-- RECORDS FOR PROCESSING --
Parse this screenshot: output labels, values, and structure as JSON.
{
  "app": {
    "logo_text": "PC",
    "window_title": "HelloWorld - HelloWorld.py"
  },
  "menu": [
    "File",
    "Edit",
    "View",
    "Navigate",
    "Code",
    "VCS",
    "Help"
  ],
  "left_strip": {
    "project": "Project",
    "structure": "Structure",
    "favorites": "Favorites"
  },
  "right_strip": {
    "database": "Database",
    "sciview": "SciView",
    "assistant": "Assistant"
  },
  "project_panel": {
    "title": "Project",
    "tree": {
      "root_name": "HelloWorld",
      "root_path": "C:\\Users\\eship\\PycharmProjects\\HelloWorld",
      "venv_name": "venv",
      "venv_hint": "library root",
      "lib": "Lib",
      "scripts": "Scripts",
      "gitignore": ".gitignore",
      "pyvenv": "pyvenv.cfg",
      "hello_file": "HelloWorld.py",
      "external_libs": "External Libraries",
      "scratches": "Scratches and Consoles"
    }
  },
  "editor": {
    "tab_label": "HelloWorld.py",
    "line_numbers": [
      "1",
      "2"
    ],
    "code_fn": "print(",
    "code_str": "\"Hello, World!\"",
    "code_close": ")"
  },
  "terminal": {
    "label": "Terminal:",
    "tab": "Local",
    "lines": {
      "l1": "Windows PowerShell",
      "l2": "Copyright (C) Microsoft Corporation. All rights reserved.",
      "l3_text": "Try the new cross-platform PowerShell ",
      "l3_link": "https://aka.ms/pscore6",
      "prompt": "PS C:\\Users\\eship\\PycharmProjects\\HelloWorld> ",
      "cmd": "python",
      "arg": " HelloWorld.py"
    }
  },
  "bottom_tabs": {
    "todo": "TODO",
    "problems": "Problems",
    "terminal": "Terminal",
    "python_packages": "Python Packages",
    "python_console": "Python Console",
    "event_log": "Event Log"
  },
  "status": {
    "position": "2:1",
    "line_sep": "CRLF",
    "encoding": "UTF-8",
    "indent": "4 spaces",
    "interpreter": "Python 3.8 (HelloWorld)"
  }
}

-- AIM --
Reproduce all data above, unchanged.

-- FINISHED EXERCISE --
Parse this screenshot: output labels, values, and structure as JSON.
{
  "app": {
    "logo_text": "PC",
    "window_title": "HelloWorld - HelloWorld.py"
  },
  "menu": [
    "File",
    "Edit",
    "View",
    "Navigate",
    "Code",
    "VCS",
    "Help"
  ],
  "left_strip": {
    "project": "Project",
    "structure": "Structure",
    "favorites": "Favorites"
  },
  "right_strip": {
    "database": "Database",
    "sciview": "SciView",
    "assistant": "Assistant"
  },
  "project_panel": {
    "title": "Project",
    "tree": {
      "root_name": "HelloWorld",
      "root_path": "C:\\Users\\eship\\PycharmProjects\\HelloWorld",
      "venv_name": "venv",
      "venv_hint": "library root",
      "lib": "Lib",
      "scripts": "Scripts",
      "gitignore": ".gitignore",
      "pyvenv": "pyvenv.cfg",
      "hello_file": "HelloWorld.py",
      "external_libs": "External Libraries",
      "scratches": "Scratches and Consoles"
    }
  },
  "editor": {
    "tab_label": "HelloWorld.py",
    "line_numbers": [
      "1",
      "2"
    ],
    "code_fn": "print(",
    "code_str": "\"Hello, World!\"",
    "code_close": ")"
  },
  "terminal": {
    "label": "Terminal:",
    "tab": "Local",
    "lines": {
      "l1": "Windows PowerShell",
      "l2": "Copyright (C) Microsoft Corporation. All rights reserved.",
      "l3_text": "Try the new cross-platform PowerShell ",
      "l3_link": "https://aka.ms/pscore6",
      "prompt": "PS C:\\Users\\eship\\PycharmProjects\\HelloWorld> ",
      "cmd": "python",
      "arg": " HelloWorld.py"
    }
  },
  "bottom_tabs": {
    "todo": "TODO",
    "problems": "Problems",
    "terminal": "Terminal",
    "python_packages": "Python Packages",
    "python_console": "Python Console",
    "event_log": "Event Log"
  },
  "status": {
    "position": "2:1",
    "line_sep": "CRLF",
    "encoding": "UTF-8",
    "indent": "4 spaces",
    "interpreter": "Python 3.8 (HelloWorld)"
  }
}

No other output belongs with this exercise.